Work task:
In how many lines of the records below does the word "variation" appear? Reply with the number only.
*** Data for analysis ***
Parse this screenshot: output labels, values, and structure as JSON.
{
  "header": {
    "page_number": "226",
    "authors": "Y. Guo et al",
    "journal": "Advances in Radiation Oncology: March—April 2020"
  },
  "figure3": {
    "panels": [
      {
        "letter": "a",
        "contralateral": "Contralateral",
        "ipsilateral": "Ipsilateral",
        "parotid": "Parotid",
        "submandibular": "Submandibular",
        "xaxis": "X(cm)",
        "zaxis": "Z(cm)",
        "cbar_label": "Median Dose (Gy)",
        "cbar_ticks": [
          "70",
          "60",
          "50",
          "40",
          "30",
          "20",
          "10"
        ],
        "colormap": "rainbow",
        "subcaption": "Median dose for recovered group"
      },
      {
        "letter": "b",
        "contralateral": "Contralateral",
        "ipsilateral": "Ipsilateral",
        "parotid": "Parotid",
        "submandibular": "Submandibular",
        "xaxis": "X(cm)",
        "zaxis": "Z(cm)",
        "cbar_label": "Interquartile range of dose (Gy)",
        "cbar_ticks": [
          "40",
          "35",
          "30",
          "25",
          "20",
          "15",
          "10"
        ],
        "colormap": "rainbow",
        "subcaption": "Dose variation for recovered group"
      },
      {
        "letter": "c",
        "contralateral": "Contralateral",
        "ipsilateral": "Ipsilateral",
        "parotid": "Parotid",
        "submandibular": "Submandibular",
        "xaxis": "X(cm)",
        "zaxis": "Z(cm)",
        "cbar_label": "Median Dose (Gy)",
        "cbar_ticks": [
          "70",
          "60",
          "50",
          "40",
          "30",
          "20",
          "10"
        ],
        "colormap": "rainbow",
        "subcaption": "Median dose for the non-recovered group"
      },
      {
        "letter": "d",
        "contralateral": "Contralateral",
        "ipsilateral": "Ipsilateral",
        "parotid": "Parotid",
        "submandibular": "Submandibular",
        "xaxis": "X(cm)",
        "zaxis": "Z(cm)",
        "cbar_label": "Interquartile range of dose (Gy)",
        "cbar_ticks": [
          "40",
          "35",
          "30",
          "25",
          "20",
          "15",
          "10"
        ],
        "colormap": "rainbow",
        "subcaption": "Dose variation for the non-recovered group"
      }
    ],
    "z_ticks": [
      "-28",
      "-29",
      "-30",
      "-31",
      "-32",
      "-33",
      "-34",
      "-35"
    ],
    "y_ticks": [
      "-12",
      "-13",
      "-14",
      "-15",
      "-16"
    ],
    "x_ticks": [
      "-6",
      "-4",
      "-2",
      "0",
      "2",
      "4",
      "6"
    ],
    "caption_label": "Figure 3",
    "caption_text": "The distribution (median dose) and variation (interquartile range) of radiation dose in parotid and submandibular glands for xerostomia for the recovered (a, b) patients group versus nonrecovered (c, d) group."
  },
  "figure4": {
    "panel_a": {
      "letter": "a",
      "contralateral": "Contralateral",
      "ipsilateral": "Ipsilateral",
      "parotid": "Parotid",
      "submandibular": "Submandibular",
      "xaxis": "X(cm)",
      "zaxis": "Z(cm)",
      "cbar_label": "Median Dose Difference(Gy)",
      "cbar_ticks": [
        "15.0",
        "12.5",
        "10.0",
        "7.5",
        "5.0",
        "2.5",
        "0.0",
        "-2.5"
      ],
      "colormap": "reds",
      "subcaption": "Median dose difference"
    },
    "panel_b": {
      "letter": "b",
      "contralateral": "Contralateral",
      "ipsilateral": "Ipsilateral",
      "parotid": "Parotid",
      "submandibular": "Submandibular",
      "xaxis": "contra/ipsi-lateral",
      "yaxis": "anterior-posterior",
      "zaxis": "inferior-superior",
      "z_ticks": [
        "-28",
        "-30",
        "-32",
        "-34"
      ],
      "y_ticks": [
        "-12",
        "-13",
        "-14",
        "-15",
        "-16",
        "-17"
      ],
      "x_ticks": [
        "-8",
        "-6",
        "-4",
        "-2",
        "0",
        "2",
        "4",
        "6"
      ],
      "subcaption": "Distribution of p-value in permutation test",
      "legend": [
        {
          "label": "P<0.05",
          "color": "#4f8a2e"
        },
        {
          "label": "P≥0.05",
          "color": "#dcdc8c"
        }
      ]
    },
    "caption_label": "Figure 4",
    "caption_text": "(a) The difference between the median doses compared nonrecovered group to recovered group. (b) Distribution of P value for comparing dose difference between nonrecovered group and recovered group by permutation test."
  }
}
*** End of Data for analysis ***
Result below:
3